** Start of Records for this exercise **
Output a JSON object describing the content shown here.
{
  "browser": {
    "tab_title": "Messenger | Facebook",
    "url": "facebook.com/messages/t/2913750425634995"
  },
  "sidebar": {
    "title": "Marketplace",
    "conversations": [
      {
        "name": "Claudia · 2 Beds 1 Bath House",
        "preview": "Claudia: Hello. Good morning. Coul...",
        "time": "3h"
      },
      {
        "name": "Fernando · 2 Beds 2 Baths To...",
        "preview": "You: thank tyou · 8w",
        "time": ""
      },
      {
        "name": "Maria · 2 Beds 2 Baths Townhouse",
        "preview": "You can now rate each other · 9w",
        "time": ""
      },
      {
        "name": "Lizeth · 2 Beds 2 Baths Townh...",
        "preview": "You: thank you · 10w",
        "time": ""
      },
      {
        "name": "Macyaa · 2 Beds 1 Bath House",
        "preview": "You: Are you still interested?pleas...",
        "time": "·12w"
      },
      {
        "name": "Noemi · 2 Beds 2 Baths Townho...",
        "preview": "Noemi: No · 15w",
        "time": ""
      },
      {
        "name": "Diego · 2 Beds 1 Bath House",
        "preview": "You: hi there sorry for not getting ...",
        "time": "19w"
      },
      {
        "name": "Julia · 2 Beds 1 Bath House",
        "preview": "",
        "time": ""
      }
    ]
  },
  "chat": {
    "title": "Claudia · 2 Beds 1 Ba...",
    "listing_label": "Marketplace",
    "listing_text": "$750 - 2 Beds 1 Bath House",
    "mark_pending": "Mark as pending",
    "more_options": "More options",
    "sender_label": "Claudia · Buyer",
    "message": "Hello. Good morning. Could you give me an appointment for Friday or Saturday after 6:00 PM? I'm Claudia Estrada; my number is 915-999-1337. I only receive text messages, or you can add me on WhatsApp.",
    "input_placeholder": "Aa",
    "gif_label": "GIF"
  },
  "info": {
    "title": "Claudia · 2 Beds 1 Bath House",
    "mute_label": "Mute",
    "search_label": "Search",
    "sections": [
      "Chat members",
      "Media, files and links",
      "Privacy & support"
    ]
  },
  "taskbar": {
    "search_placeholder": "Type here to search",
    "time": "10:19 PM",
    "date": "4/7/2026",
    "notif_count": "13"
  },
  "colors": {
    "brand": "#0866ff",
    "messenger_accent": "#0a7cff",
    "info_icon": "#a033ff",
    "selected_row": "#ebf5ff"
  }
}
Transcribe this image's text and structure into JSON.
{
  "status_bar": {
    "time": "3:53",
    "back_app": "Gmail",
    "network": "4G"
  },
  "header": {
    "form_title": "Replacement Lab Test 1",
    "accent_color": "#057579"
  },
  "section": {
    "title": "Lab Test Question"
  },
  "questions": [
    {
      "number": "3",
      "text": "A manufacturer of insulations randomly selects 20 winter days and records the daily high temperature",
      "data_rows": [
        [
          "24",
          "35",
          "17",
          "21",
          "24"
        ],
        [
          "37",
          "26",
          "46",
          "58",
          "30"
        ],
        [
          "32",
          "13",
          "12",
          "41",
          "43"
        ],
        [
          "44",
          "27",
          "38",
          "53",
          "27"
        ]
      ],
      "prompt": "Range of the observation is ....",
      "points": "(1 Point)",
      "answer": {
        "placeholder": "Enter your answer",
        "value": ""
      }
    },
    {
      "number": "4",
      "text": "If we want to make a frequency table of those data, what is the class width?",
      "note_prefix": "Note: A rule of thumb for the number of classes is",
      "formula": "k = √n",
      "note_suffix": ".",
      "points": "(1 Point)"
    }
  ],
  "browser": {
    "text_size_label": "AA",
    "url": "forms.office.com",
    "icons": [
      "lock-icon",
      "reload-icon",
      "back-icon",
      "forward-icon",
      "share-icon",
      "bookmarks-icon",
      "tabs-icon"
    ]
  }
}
** End of Records for this exercise **
**Task brief**. Working from the listing above, pick out every line that has "thank" and copy it.

**Result**.
        "preview": "You: thank tyou · 8w",
        "preview": "You: thank you · 10w",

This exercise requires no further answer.